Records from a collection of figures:
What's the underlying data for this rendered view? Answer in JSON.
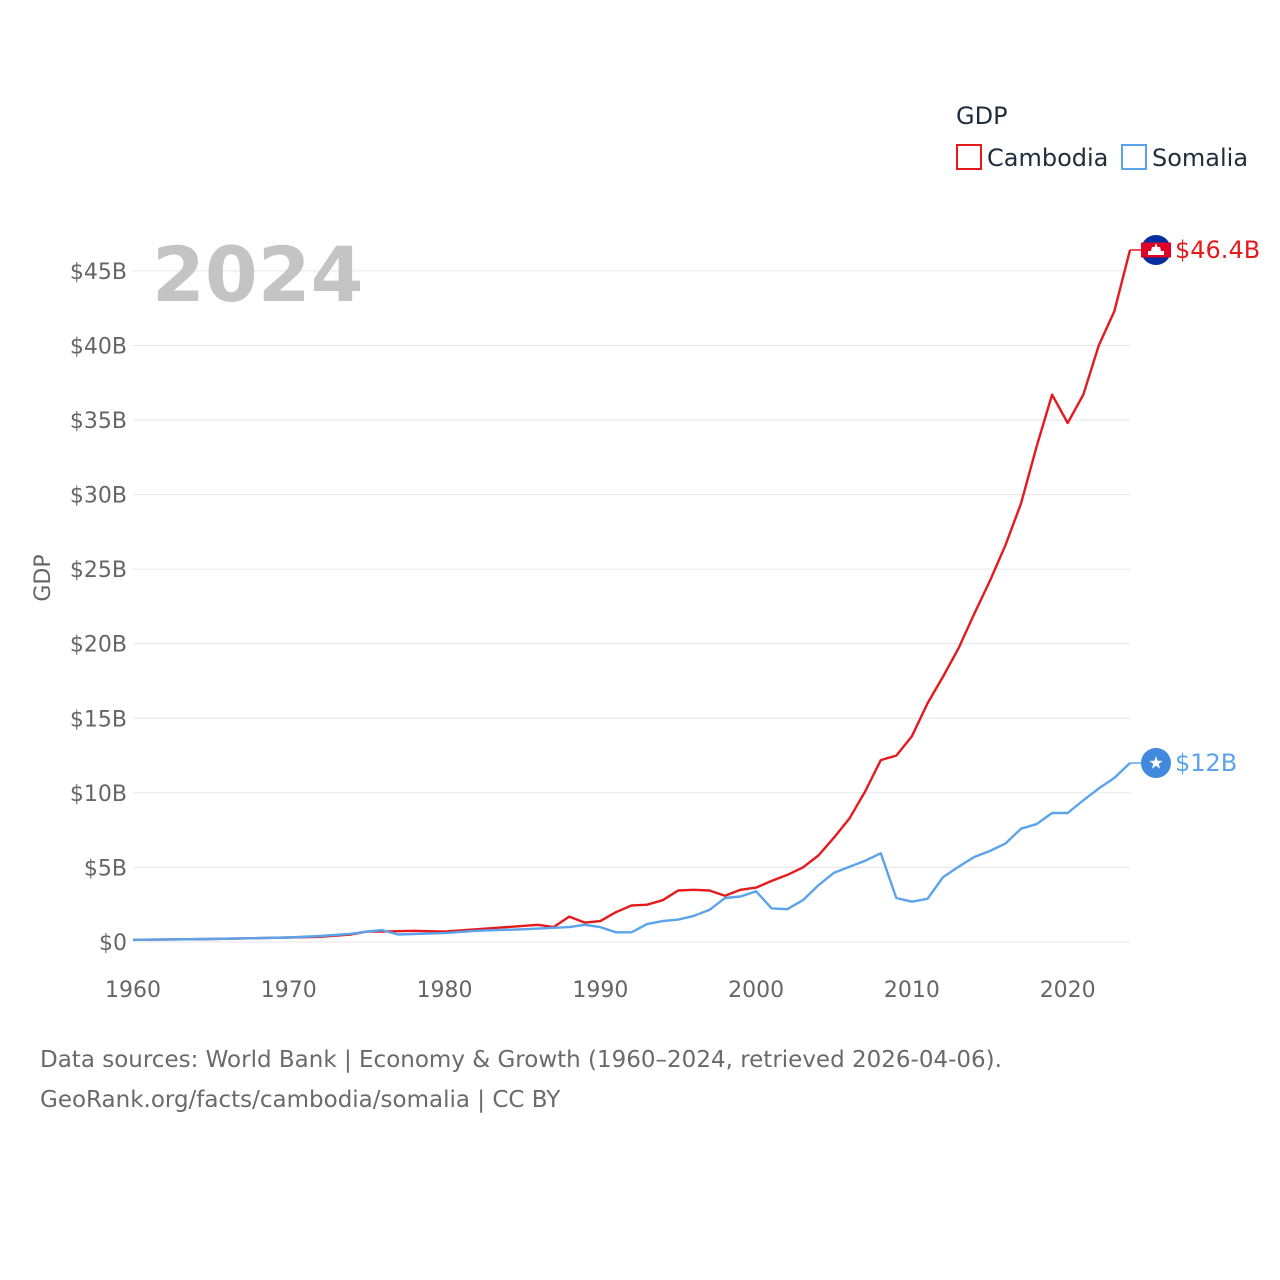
{
  "chart_data": {
    "type": "line",
    "title": "",
    "xlabel": "",
    "ylabel": "GDP",
    "current_year_label": "2024",
    "legend": {
      "title": "GDP",
      "placement": "top-right"
    },
    "xlim": [
      1960,
      2024
    ],
    "ylim": [
      0,
      46.4
    ],
    "x_ticks": [
      {
        "value": 1960,
        "label": "1960"
      },
      {
        "value": 1970,
        "label": "1970"
      },
      {
        "value": 1980,
        "label": "1980"
      },
      {
        "value": 1990,
        "label": "1990"
      },
      {
        "value": 2000,
        "label": "2000"
      },
      {
        "value": 2010,
        "label": "2010"
      },
      {
        "value": 2020,
        "label": "2020"
      }
    ],
    "y_ticks": [
      {
        "value": 0,
        "label": "$0"
      },
      {
        "value": 5,
        "label": "$5B"
      },
      {
        "value": 10,
        "label": "$10B"
      },
      {
        "value": 15,
        "label": "$15B"
      },
      {
        "value": 20,
        "label": "$20B"
      },
      {
        "value": 25,
        "label": "$25B"
      },
      {
        "value": 30,
        "label": "$30B"
      },
      {
        "value": 35,
        "label": "$35B"
      },
      {
        "value": 40,
        "label": "$40B"
      },
      {
        "value": 45,
        "label": "$45B"
      }
    ],
    "series": [
      {
        "name": "Cambodia",
        "color": "#e41a1c",
        "end_label": "$46.4B",
        "flag_icon": "cambodia-flag-icon",
        "points": [
          [
            1960,
            0.15
          ],
          [
            1965,
            0.2
          ],
          [
            1970,
            0.3
          ],
          [
            1972,
            0.35
          ],
          [
            1974,
            0.5
          ],
          [
            1975,
            0.7
          ],
          [
            1976,
            0.7
          ],
          [
            1978,
            0.75
          ],
          [
            1980,
            0.7
          ],
          [
            1982,
            0.85
          ],
          [
            1984,
            1.0
          ],
          [
            1986,
            1.15
          ],
          [
            1987,
            1.0
          ],
          [
            1988,
            1.7
          ],
          [
            1989,
            1.3
          ],
          [
            1990,
            1.4
          ],
          [
            1991,
            2.0
          ],
          [
            1992,
            2.45
          ],
          [
            1993,
            2.5
          ],
          [
            1994,
            2.8
          ],
          [
            1995,
            3.45
          ],
          [
            1996,
            3.5
          ],
          [
            1997,
            3.45
          ],
          [
            1998,
            3.1
          ],
          [
            1999,
            3.5
          ],
          [
            2000,
            3.65
          ],
          [
            2001,
            4.1
          ],
          [
            2002,
            4.5
          ],
          [
            2003,
            5.0
          ],
          [
            2004,
            5.8
          ],
          [
            2005,
            7.0
          ],
          [
            2006,
            8.3
          ],
          [
            2007,
            10.1
          ],
          [
            2008,
            12.2
          ],
          [
            2009,
            12.5
          ],
          [
            2010,
            13.8
          ],
          [
            2011,
            16.0
          ],
          [
            2012,
            17.8
          ],
          [
            2013,
            19.7
          ],
          [
            2014,
            22.0
          ],
          [
            2015,
            24.2
          ],
          [
            2016,
            26.6
          ],
          [
            2017,
            29.4
          ],
          [
            2018,
            33.2
          ],
          [
            2019,
            36.7
          ],
          [
            2020,
            34.8
          ],
          [
            2021,
            36.7
          ],
          [
            2022,
            40.0
          ],
          [
            2023,
            42.3
          ],
          [
            2024,
            46.4
          ]
        ]
      },
      {
        "name": "Somalia",
        "color": "#5ba3ea",
        "end_label": "$12B",
        "flag_icon": "somalia-flag-icon",
        "points": [
          [
            1960,
            0.15
          ],
          [
            1965,
            0.2
          ],
          [
            1970,
            0.3
          ],
          [
            1972,
            0.4
          ],
          [
            1974,
            0.55
          ],
          [
            1975,
            0.7
          ],
          [
            1976,
            0.8
          ],
          [
            1977,
            0.5
          ],
          [
            1980,
            0.6
          ],
          [
            1982,
            0.75
          ],
          [
            1985,
            0.85
          ],
          [
            1988,
            1.0
          ],
          [
            1989,
            1.15
          ],
          [
            1990,
            1.0
          ],
          [
            1991,
            0.65
          ],
          [
            1992,
            0.65
          ],
          [
            1993,
            1.2
          ],
          [
            1994,
            1.4
          ],
          [
            1995,
            1.5
          ],
          [
            1996,
            1.75
          ],
          [
            1997,
            2.15
          ],
          [
            1998,
            2.95
          ],
          [
            1999,
            3.05
          ],
          [
            2000,
            3.4
          ],
          [
            2001,
            2.25
          ],
          [
            2002,
            2.2
          ],
          [
            2003,
            2.8
          ],
          [
            2004,
            3.8
          ],
          [
            2005,
            4.65
          ],
          [
            2006,
            5.05
          ],
          [
            2007,
            5.45
          ],
          [
            2008,
            5.95
          ],
          [
            2009,
            2.95
          ],
          [
            2010,
            2.7
          ],
          [
            2011,
            2.9
          ],
          [
            2012,
            4.35
          ],
          [
            2013,
            5.05
          ],
          [
            2014,
            5.7
          ],
          [
            2015,
            6.1
          ],
          [
            2016,
            6.6
          ],
          [
            2017,
            7.6
          ],
          [
            2018,
            7.9
          ],
          [
            2019,
            8.65
          ],
          [
            2020,
            8.65
          ],
          [
            2021,
            9.5
          ],
          [
            2022,
            10.3
          ],
          [
            2023,
            11.0
          ],
          [
            2024,
            12.0
          ]
        ]
      }
    ]
  },
  "footer": {
    "line1": "Data sources: World Bank | Economy & Growth (1960–2024, retrieved 2026-04-06).",
    "line2": "GeoRank.org/facts/cambodia/somalia | CC BY"
  }
}
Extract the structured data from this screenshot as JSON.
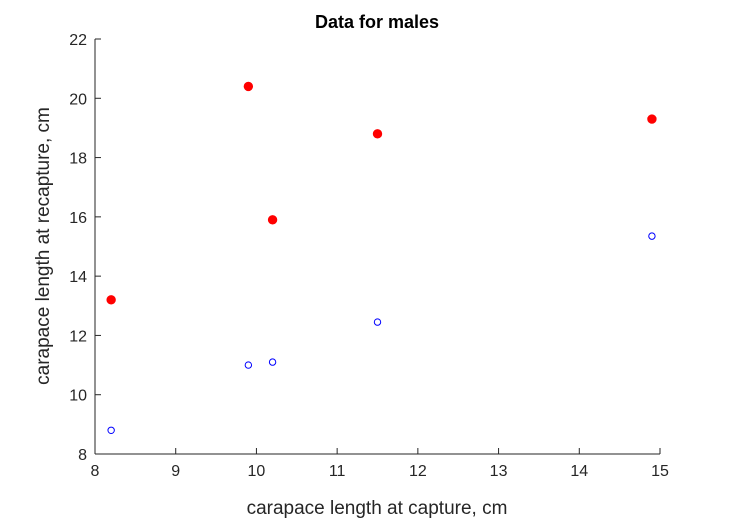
{
  "chart_data": {
    "type": "scatter",
    "title": "Data for males",
    "xlabel": "carapace length at capture, cm",
    "ylabel": "carapace length at recapture, cm",
    "xlim": [
      8,
      15
    ],
    "ylim": [
      8,
      22
    ],
    "xticks": [
      8,
      9,
      10,
      11,
      12,
      13,
      14,
      15
    ],
    "yticks": [
      8,
      10,
      12,
      14,
      16,
      18,
      20,
      22
    ],
    "grid": false,
    "series": [
      {
        "color": "#ff0000",
        "marker": "filled-circle",
        "points": [
          {
            "x": 8.2,
            "y": 13.2
          },
          {
            "x": 9.9,
            "y": 20.4
          },
          {
            "x": 10.2,
            "y": 15.9
          },
          {
            "x": 11.5,
            "y": 18.8
          },
          {
            "x": 14.9,
            "y": 19.3
          }
        ]
      },
      {
        "color": "#0000ff",
        "marker": "open-circle",
        "points": [
          {
            "x": 8.2,
            "y": 8.8
          },
          {
            "x": 9.9,
            "y": 11.0
          },
          {
            "x": 10.2,
            "y": 11.1
          },
          {
            "x": 11.5,
            "y": 12.45
          },
          {
            "x": 14.9,
            "y": 15.35
          }
        ]
      }
    ]
  }
}
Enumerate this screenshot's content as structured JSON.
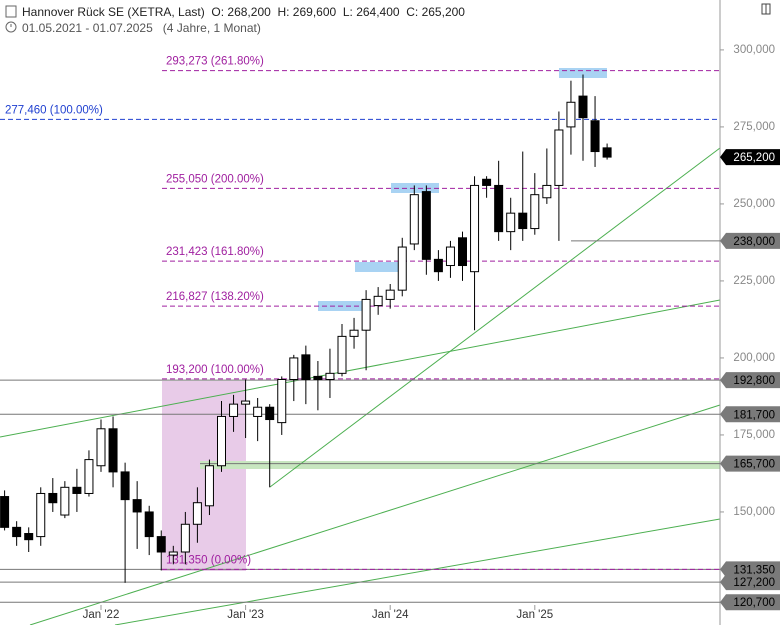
{
  "header": {
    "title": "Hannover Rück SE (XETRA, Last)",
    "ohlc": [
      "O: 268,200",
      "H: 269,600",
      "L: 264,400",
      "C: 265,200"
    ],
    "range": "01.05.2021 - 01.07.2025",
    "span": "(4 Jahre, 1 Monat)"
  },
  "chart_data": {
    "type": "candlestick",
    "categories": [
      null,
      null,
      null,
      null,
      null,
      null,
      null,
      null,
      "Jan '22",
      null,
      null,
      null,
      null,
      null,
      null,
      null,
      null,
      null,
      null,
      null,
      "Jan '23",
      null,
      null,
      null,
      null,
      null,
      null,
      null,
      null,
      null,
      null,
      null,
      "Jan '24",
      null,
      null,
      null,
      null,
      null,
      null,
      null,
      null,
      null,
      null,
      null,
      "Jan '25",
      null,
      null,
      null,
      null,
      null,
      null
    ],
    "open": [
      155,
      145,
      143,
      142,
      156,
      149,
      158,
      156,
      165,
      177,
      163,
      154,
      150,
      142,
      136,
      137,
      146,
      152,
      165,
      181,
      185,
      181,
      184,
      179,
      193,
      201,
      194,
      193,
      195,
      207,
      209,
      217,
      219,
      222,
      237,
      254,
      232,
      230,
      239,
      228,
      258,
      256,
      241,
      247,
      242,
      252,
      256,
      275,
      285,
      277,
      268.2
    ],
    "high": [
      157,
      147,
      145,
      158,
      161,
      160,
      164,
      170,
      180,
      181,
      166,
      160,
      152,
      144,
      139,
      150,
      158,
      167,
      186,
      188,
      193,
      187,
      185,
      194,
      201,
      204,
      199,
      203,
      211,
      213,
      222,
      223,
      224,
      239,
      256,
      256,
      235,
      238,
      241,
      259,
      259,
      264,
      252,
      267,
      260,
      268,
      280,
      290,
      292,
      285,
      269.6
    ],
    "low": [
      144,
      139,
      137,
      139,
      150,
      148,
      150,
      155,
      163,
      158,
      127,
      138,
      136,
      131,
      133,
      133,
      140,
      149,
      163,
      176,
      174,
      173,
      158,
      175,
      186,
      185,
      183,
      187,
      194,
      203,
      196,
      214,
      216,
      220,
      235,
      227,
      225,
      226,
      225,
      209,
      252,
      238,
      235,
      238,
      240,
      250,
      238,
      266,
      264,
      262,
      264.4
    ],
    "close": [
      145,
      142,
      141,
      156,
      153,
      158,
      156,
      167,
      177,
      163,
      154,
      150,
      142,
      137,
      137,
      146,
      153,
      165,
      181,
      185,
      186,
      184,
      180,
      193,
      200,
      193,
      193,
      195,
      207,
      209,
      219,
      220,
      222,
      236,
      253,
      232,
      228,
      236,
      230,
      256,
      256,
      241,
      247,
      242,
      253,
      256,
      274,
      283,
      278,
      267,
      265.2
    ],
    "up_color": "#ffffff",
    "down_color": "#000000",
    "ylim": [
      113.3,
      316.2
    ],
    "yticks": [
      {
        "value": 150,
        "label": "150,000"
      },
      {
        "value": 175,
        "label": "175,000"
      },
      {
        "value": 200,
        "label": "200,000"
      },
      {
        "value": 225,
        "label": "225,000"
      },
      {
        "value": 250,
        "label": "250,000"
      },
      {
        "value": 275,
        "label": "275,000"
      },
      {
        "value": 300,
        "label": "300,000"
      }
    ],
    "fib_levels": [
      {
        "value": 293.273,
        "label": "293,273 (261.80%)",
        "color": "#a020a0"
      },
      {
        "value": 277.46,
        "label": "277,460 (100.00%)",
        "color": "#2040d0"
      },
      {
        "value": 255.05,
        "label": "255,050 (200.00%)",
        "color": "#a020a0"
      },
      {
        "value": 231.423,
        "label": "231,423 (161.80%)",
        "color": "#a020a0"
      },
      {
        "value": 216.827,
        "label": "216,827 (138.20%)",
        "color": "#a020a0"
      },
      {
        "value": 193.2,
        "label": "193,200 (100.00%)",
        "color": "#a020a0"
      },
      {
        "value": 131.35,
        "label": "131,350 (0.00%)",
        "color": "#a020a0"
      }
    ],
    "levels": [
      {
        "value": 238,
        "label": "238,000"
      },
      {
        "value": 192.8,
        "label": "192,800"
      },
      {
        "value": 181.7,
        "label": "181,700"
      },
      {
        "value": 165.7,
        "label": "165,700"
      },
      {
        "value": 131.35,
        "label": "131,350"
      },
      {
        "value": 127.2,
        "label": "127,200"
      },
      {
        "value": 120.7,
        "label": "120,700"
      }
    ],
    "last": {
      "value": 265.2,
      "label": "265,200"
    }
  }
}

*Stated problem*
Where a line of the material above holds the string "xlabel", copy that line.

*Task response*
    "xlabel": "",
    "xlabel": "carapace length at capture, cm",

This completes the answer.